Exercise requirements: Review the material and extract every line in which the word "right" occurs.

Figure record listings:

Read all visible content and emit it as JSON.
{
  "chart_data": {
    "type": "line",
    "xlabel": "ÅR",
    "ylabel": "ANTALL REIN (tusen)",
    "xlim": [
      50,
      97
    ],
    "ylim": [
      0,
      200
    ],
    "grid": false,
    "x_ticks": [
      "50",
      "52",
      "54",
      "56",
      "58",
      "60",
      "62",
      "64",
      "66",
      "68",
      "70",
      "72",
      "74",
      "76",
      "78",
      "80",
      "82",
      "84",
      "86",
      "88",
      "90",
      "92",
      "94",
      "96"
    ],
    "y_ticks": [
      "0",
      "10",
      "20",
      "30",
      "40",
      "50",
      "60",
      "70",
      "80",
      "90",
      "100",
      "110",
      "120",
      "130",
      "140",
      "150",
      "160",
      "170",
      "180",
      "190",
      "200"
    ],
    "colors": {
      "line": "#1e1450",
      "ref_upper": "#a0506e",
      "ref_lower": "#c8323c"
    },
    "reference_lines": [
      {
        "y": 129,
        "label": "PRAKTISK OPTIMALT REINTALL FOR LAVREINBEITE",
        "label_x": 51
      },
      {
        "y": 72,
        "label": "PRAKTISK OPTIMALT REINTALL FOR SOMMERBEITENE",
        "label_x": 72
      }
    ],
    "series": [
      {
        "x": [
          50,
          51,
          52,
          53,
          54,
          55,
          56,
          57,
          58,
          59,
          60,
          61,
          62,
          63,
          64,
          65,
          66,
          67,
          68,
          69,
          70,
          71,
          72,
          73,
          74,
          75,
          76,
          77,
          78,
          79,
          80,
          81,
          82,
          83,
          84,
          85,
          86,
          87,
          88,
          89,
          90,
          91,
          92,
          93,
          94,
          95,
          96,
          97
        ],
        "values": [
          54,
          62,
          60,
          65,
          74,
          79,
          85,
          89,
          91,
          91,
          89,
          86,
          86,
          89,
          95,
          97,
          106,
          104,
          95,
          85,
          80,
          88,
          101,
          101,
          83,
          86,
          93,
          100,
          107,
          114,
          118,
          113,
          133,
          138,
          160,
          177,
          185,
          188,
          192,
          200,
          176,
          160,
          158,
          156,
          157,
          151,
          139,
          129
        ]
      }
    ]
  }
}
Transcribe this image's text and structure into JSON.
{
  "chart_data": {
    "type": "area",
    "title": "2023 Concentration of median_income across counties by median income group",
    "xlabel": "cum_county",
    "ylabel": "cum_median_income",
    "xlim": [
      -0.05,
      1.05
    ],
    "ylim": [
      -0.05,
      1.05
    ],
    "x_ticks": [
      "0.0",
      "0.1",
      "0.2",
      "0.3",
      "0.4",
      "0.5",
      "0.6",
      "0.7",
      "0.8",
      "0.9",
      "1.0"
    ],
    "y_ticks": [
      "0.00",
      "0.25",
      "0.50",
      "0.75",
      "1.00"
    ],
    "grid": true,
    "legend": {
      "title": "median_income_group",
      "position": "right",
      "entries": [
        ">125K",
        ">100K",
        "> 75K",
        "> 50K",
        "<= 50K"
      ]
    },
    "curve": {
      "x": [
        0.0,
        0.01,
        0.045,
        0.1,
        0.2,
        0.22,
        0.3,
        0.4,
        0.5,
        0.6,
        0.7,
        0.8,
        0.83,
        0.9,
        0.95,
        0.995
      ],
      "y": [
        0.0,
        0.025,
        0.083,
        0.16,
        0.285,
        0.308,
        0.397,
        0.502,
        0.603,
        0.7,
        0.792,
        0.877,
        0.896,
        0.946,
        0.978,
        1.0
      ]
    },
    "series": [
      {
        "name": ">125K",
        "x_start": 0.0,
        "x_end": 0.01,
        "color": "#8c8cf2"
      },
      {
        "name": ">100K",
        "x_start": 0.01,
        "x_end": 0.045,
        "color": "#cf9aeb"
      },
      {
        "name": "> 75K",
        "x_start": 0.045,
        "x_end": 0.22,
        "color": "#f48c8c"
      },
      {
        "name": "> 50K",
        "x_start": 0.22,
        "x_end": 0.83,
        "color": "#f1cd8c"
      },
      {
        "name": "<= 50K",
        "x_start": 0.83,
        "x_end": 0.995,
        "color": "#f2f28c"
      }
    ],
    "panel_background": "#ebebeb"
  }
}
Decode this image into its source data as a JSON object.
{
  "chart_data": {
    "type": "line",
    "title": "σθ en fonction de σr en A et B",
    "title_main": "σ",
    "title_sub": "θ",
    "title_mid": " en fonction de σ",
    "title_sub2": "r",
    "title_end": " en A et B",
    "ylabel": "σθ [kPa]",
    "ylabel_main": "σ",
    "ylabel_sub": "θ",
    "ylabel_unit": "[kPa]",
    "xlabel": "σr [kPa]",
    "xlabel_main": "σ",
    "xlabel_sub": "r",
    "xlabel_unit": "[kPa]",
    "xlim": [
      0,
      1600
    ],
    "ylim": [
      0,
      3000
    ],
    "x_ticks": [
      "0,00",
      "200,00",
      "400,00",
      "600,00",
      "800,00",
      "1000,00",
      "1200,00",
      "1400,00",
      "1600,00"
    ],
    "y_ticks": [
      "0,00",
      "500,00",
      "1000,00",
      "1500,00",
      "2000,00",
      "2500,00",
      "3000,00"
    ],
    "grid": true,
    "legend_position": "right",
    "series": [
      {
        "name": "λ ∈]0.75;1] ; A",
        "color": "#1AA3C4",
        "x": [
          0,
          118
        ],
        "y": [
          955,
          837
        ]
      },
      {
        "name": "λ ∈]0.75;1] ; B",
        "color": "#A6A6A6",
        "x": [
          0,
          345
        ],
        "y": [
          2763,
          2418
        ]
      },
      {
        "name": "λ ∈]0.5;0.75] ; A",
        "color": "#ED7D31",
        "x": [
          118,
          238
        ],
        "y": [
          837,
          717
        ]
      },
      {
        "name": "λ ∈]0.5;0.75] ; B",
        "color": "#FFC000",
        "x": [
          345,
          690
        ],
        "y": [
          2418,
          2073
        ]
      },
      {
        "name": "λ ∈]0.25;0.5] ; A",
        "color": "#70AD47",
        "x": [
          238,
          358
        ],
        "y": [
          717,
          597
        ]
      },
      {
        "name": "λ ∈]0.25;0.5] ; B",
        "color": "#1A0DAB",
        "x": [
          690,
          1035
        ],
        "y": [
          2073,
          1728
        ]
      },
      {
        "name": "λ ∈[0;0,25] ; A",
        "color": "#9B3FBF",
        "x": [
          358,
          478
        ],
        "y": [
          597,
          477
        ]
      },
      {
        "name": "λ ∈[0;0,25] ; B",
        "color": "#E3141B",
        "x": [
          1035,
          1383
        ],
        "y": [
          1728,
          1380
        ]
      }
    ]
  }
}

Written answer:
      "position": "right",
    "legend_position": "right",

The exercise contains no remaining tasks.